- [GIVEN PROBLEM]: Report every line in the items below that contains the string "piece". Case counts.

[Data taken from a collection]
━━━━
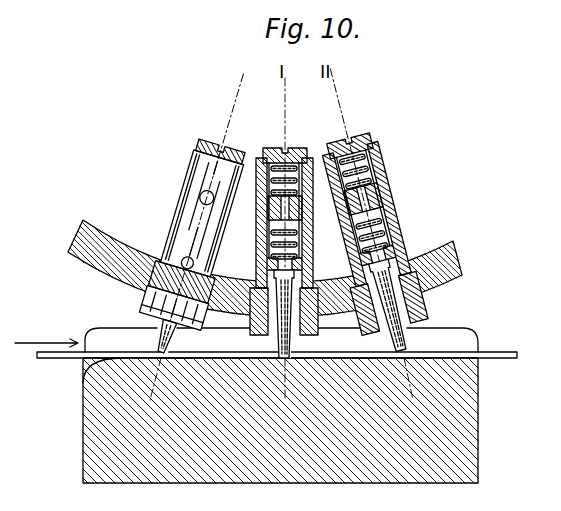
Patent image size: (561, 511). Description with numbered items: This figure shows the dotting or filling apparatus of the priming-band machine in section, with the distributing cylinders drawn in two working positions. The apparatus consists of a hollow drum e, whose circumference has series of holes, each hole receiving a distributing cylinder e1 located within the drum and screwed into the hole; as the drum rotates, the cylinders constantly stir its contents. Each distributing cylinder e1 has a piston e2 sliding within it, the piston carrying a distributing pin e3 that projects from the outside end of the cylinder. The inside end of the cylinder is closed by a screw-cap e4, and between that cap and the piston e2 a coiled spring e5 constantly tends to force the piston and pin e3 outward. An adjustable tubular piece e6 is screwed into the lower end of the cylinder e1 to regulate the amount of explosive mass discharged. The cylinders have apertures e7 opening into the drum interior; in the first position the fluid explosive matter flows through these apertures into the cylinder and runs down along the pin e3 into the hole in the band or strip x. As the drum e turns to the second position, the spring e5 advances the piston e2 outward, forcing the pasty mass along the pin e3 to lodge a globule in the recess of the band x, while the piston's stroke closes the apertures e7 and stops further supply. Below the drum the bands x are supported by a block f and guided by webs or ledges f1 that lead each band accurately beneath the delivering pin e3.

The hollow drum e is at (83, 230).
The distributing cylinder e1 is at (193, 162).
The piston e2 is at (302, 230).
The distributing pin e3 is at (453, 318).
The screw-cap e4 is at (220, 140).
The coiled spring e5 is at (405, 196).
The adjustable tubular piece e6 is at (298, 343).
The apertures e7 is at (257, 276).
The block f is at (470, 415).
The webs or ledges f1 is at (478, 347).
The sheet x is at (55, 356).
━━━━
- [WRITTEN SOLUTION]:
Patent image size: (561, 511). Description with numbered items: This figure shows the dotting or filling apparatus of the priming-band machine in section, with the distributing cylinders drawn in two working positions. The apparatus consists of a hollow drum e, whose circumference has series of holes, each hole receiving a distributing cylinder e1 located within the drum and screwed into the hole; as the drum rotates, the cylinders constantly stir its contents. Each distributing cylinder e1 has a piston e2 sliding within it, the piston carrying a distributing pin e3 that projects from the outside end of the cylinder. The inside end of the cylinder is closed by a screw-cap e4, and between that cap and the piston e2 a coiled spring e5 constantly tends to force the piston and pin e3 outward. An adjustable tubular piece e6 is screwed into the lower end of the cylinder e1 to regulate the amount of explosive mass discharged. The cylinders have apertures e7 opening into the drum interior; in the first position the fluid explosive matter flows through these apertures into the cylinder and runs down along the pin e3 into the hole in the band or strip x. As the drum e turns to the second position, the spring e5 advances the piston e2 outward, forcing the pasty mass along the pin e3 to lodge a globule in the recess of the band x, while the piston's stroke closes the apertures e7 and stops further supply. Below the drum the bands x are supported by a block f and guided by webs or ledges f1 that lead each band accurately beneath the delivering pin e3.
The adjustable tubular piece e6 is at (298, 343).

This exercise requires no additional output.